Given entries

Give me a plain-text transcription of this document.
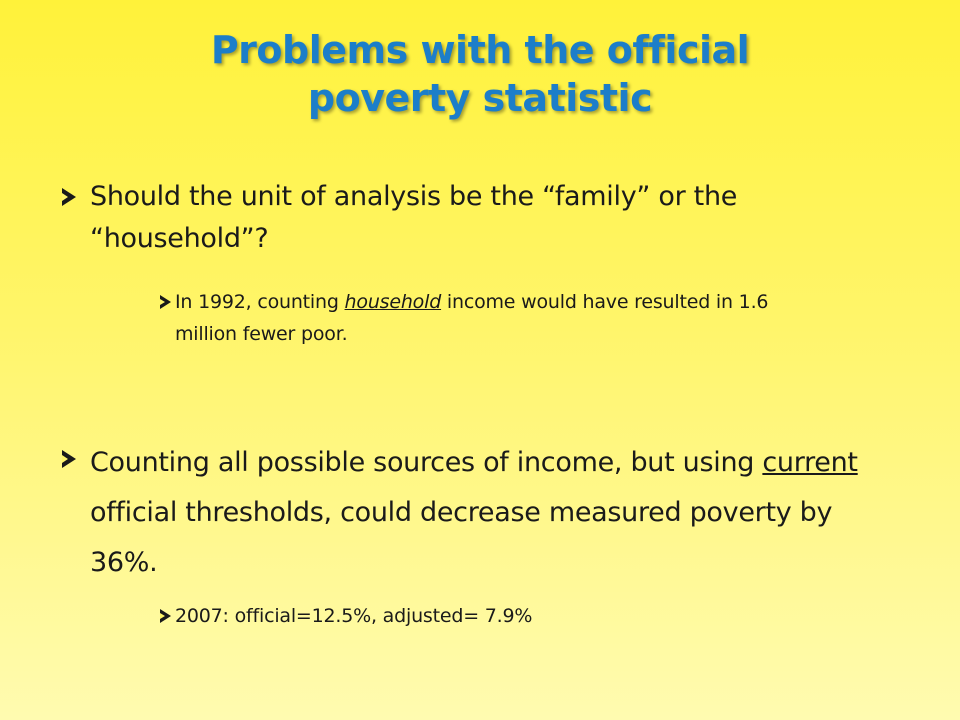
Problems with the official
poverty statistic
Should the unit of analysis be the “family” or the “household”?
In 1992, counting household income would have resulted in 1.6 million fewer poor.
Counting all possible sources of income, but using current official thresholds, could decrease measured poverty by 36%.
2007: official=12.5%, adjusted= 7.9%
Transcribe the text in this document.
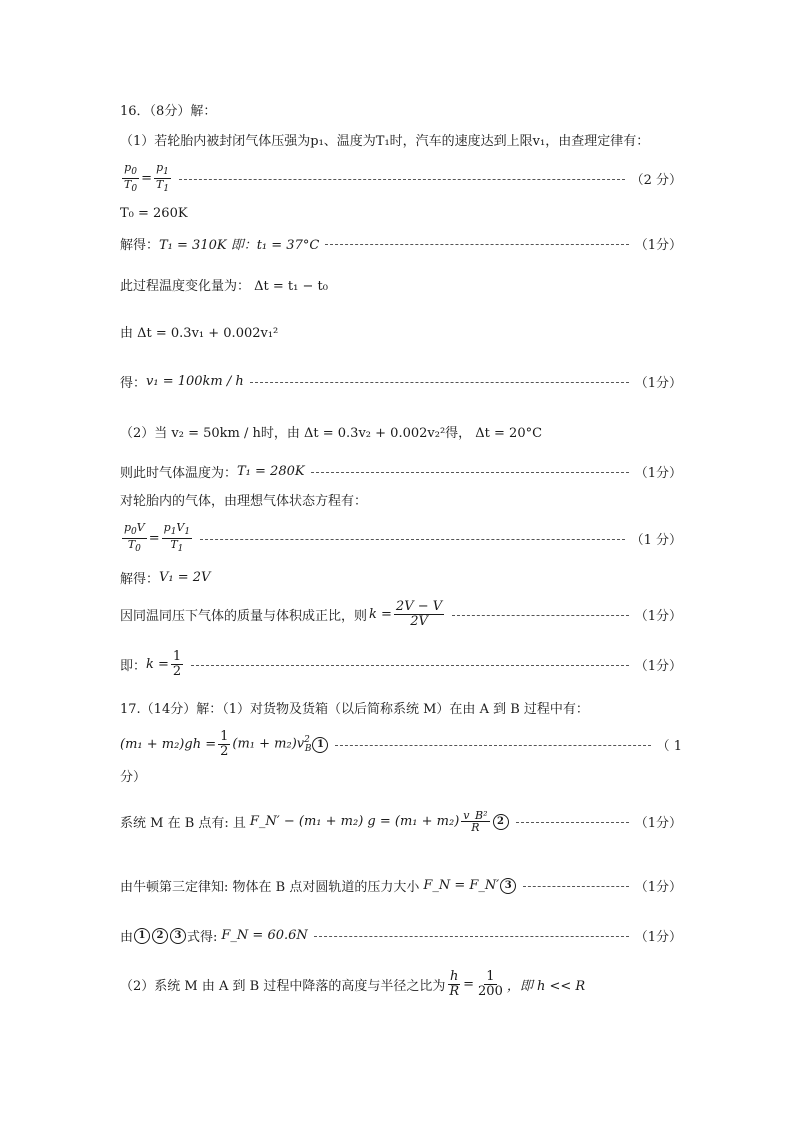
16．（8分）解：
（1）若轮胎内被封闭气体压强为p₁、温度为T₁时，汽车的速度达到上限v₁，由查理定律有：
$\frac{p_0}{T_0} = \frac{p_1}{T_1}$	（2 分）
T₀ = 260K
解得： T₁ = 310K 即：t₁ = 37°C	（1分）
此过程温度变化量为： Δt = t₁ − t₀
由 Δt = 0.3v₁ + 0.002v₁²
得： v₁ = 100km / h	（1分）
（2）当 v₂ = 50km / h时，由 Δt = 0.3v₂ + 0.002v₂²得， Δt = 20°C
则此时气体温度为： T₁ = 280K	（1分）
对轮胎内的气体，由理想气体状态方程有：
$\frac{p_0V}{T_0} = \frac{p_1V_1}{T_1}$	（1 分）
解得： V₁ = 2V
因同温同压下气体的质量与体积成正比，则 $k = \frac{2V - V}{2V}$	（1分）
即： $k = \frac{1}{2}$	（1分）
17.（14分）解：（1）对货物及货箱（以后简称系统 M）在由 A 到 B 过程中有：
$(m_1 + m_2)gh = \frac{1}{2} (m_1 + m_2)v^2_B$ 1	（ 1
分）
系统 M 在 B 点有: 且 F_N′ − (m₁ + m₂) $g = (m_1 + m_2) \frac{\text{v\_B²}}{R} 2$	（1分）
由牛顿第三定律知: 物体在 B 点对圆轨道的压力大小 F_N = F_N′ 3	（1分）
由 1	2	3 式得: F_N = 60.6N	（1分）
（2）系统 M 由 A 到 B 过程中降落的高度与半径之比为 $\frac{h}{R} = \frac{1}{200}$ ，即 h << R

--

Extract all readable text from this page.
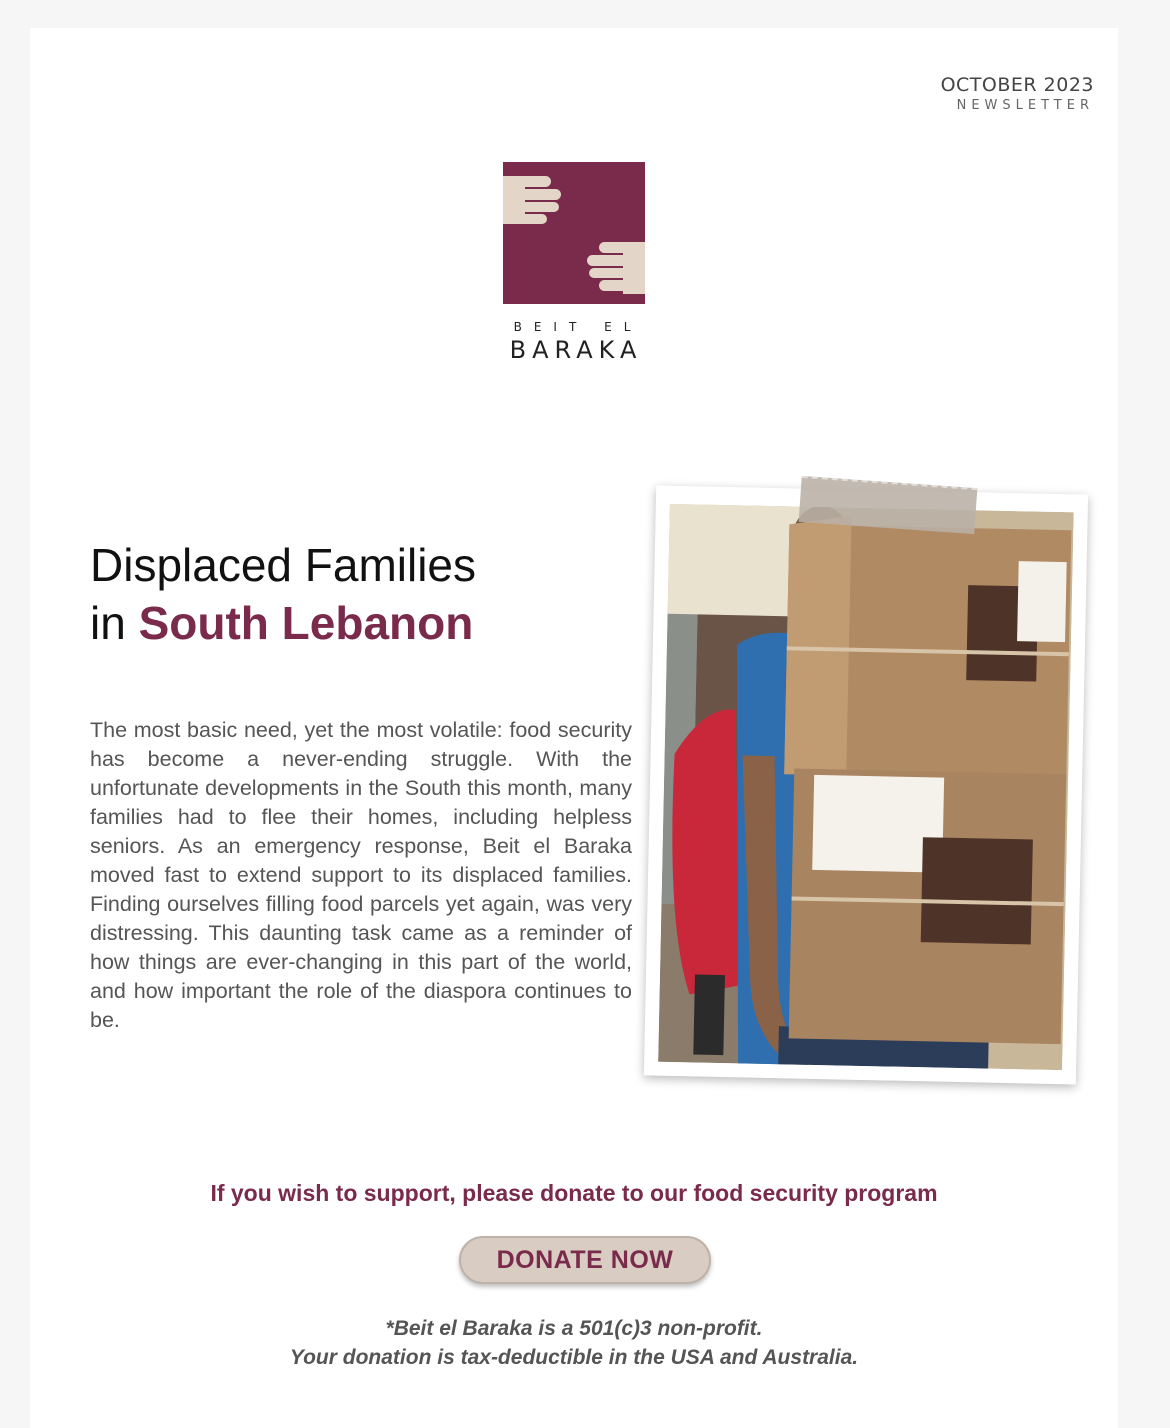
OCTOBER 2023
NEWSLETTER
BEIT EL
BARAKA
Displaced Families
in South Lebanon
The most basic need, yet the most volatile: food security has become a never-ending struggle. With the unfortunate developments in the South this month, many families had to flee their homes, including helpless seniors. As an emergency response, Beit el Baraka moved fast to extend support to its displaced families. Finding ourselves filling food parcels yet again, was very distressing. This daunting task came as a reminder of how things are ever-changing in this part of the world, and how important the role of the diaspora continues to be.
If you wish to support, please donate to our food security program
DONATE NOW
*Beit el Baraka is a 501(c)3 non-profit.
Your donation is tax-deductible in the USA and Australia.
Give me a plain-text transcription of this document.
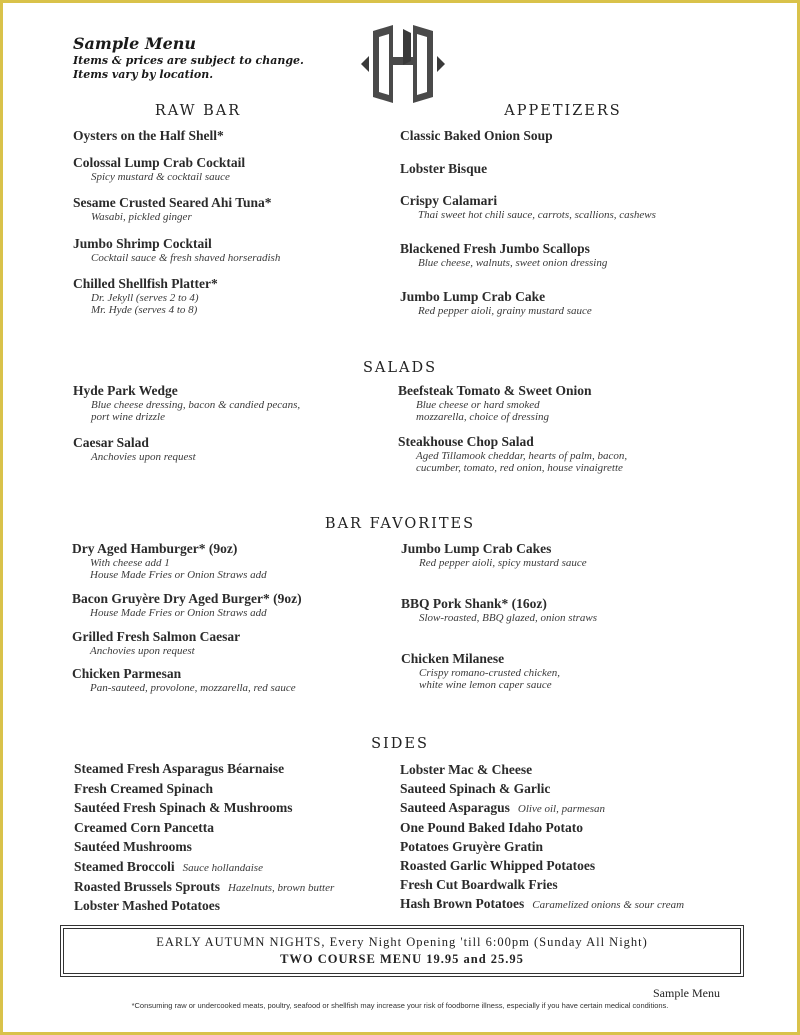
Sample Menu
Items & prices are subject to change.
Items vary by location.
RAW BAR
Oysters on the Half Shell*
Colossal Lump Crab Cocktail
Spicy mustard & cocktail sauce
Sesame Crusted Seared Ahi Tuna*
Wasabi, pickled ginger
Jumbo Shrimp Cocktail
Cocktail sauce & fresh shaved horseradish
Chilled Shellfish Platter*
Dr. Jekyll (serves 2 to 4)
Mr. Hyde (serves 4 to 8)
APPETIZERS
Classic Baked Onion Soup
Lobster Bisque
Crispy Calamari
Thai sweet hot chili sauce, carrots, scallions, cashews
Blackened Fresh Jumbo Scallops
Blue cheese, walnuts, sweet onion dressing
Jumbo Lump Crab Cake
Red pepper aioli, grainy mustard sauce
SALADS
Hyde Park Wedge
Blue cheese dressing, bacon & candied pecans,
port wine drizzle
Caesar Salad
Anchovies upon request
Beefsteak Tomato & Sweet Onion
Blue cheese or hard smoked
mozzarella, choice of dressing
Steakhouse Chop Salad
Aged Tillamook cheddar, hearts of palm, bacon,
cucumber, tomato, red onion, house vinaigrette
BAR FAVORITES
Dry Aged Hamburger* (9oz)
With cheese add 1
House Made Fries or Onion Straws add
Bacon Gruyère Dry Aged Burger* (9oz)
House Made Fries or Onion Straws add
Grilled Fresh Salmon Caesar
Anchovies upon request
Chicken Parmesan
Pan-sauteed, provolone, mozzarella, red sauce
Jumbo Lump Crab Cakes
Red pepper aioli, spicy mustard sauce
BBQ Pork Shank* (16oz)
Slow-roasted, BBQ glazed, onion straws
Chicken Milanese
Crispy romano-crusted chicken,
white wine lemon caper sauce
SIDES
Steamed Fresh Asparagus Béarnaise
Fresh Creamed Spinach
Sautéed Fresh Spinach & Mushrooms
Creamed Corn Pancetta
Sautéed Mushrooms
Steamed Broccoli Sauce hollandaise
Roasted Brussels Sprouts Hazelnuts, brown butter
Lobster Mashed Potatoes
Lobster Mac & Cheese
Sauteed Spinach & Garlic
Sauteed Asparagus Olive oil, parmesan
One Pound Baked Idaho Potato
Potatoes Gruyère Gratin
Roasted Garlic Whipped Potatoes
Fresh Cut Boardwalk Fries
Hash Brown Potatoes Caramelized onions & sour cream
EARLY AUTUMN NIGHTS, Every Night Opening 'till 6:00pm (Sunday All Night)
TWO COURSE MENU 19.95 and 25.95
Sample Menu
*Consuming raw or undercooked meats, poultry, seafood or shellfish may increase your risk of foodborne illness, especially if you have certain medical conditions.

...

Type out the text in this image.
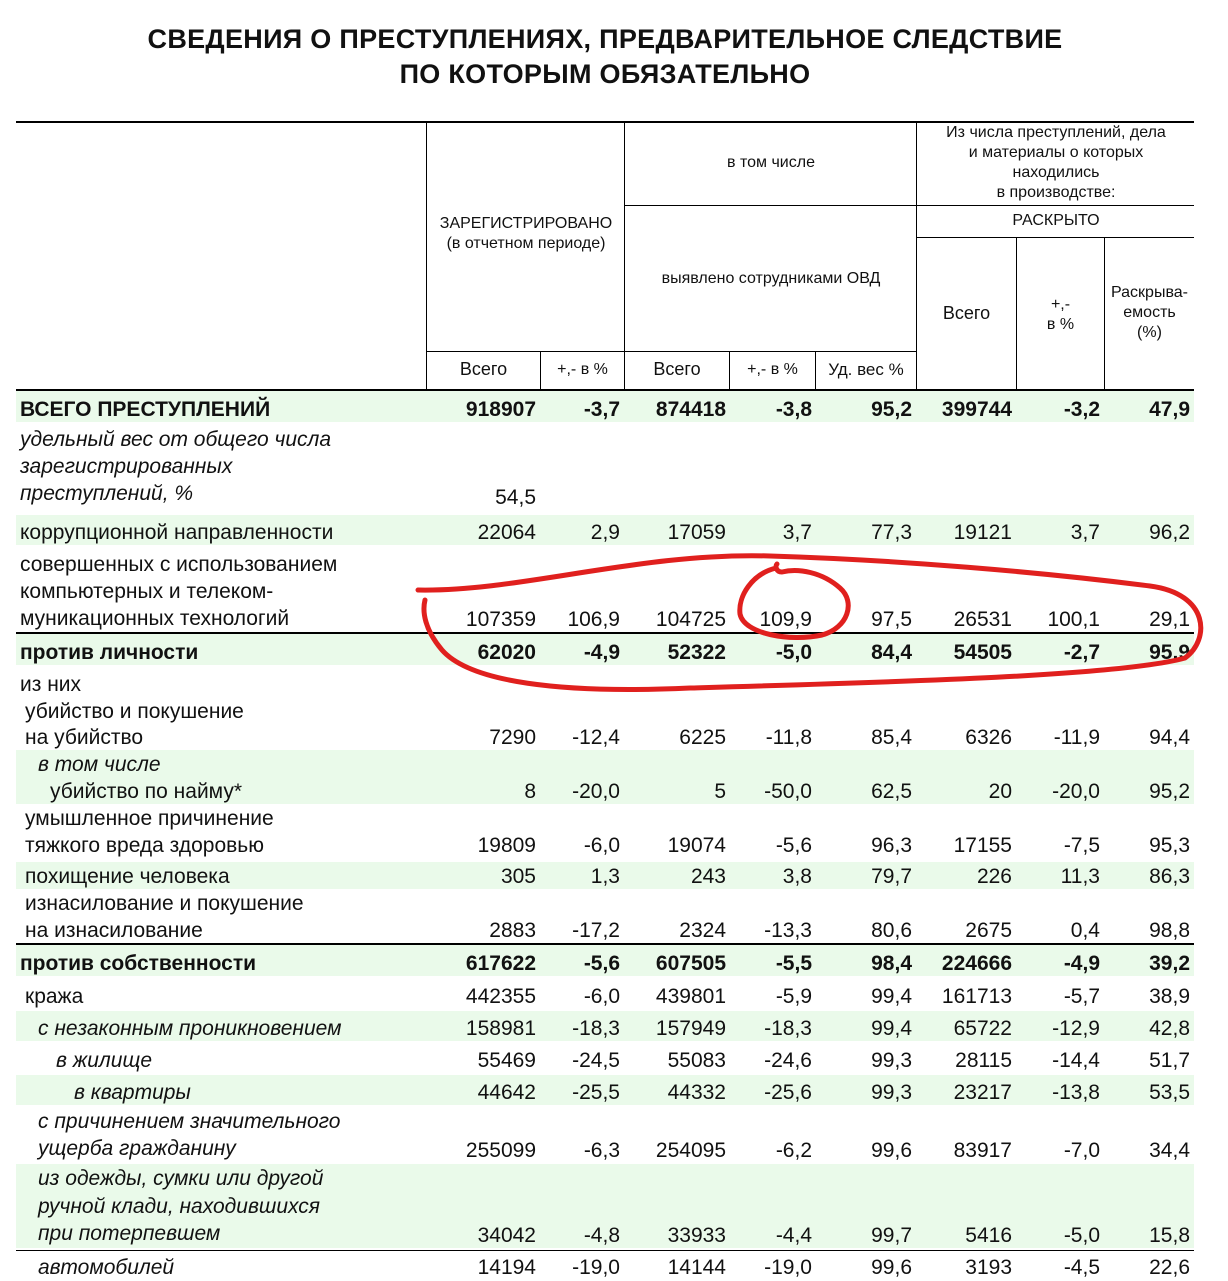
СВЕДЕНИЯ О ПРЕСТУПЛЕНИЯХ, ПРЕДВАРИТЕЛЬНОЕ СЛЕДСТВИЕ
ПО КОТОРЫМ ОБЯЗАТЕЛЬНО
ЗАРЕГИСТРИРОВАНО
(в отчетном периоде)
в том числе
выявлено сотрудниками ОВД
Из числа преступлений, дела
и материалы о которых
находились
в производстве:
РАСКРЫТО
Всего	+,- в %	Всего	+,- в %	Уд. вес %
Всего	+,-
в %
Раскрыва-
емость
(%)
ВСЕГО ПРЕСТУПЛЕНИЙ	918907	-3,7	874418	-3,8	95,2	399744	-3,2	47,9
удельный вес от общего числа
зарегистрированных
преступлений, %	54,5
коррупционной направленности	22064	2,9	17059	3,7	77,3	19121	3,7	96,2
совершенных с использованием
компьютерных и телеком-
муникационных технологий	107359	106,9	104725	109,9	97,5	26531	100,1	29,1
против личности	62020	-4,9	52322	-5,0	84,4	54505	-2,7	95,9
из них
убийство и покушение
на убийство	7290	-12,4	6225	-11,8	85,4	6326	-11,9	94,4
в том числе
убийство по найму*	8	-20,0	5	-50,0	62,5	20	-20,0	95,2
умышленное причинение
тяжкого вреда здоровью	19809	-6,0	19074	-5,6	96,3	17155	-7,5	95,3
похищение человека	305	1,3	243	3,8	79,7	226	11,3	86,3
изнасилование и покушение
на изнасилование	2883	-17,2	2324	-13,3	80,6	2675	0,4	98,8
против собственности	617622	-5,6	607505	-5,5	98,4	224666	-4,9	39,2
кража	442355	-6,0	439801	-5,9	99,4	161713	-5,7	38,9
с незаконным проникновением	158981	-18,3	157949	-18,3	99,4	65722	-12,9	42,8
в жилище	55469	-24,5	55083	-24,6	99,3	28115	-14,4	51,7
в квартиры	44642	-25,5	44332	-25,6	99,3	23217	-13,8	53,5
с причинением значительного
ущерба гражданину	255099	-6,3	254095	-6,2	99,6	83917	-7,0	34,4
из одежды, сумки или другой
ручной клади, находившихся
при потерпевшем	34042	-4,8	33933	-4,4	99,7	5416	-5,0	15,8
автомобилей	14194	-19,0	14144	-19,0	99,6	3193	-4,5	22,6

Written task
Gather every line from the listing above in which "support" appears, and copy those lines.

Solution to this problem
The most basic need, yet the most volatile: food security has become a never-ending struggle. With the unfortunate developments in the South this month, many families had to flee their homes, including helpless seniors. As an emergency response, Beit el Baraka moved fast to extend support to its displaced families. Finding ourselves filling food parcels yet again, was very distressing. This daunting task came as a reminder of how things are ever-changing in this part of the world, and how important the role of the diaspora continues to be.
If you wish to support, please donate to our food security program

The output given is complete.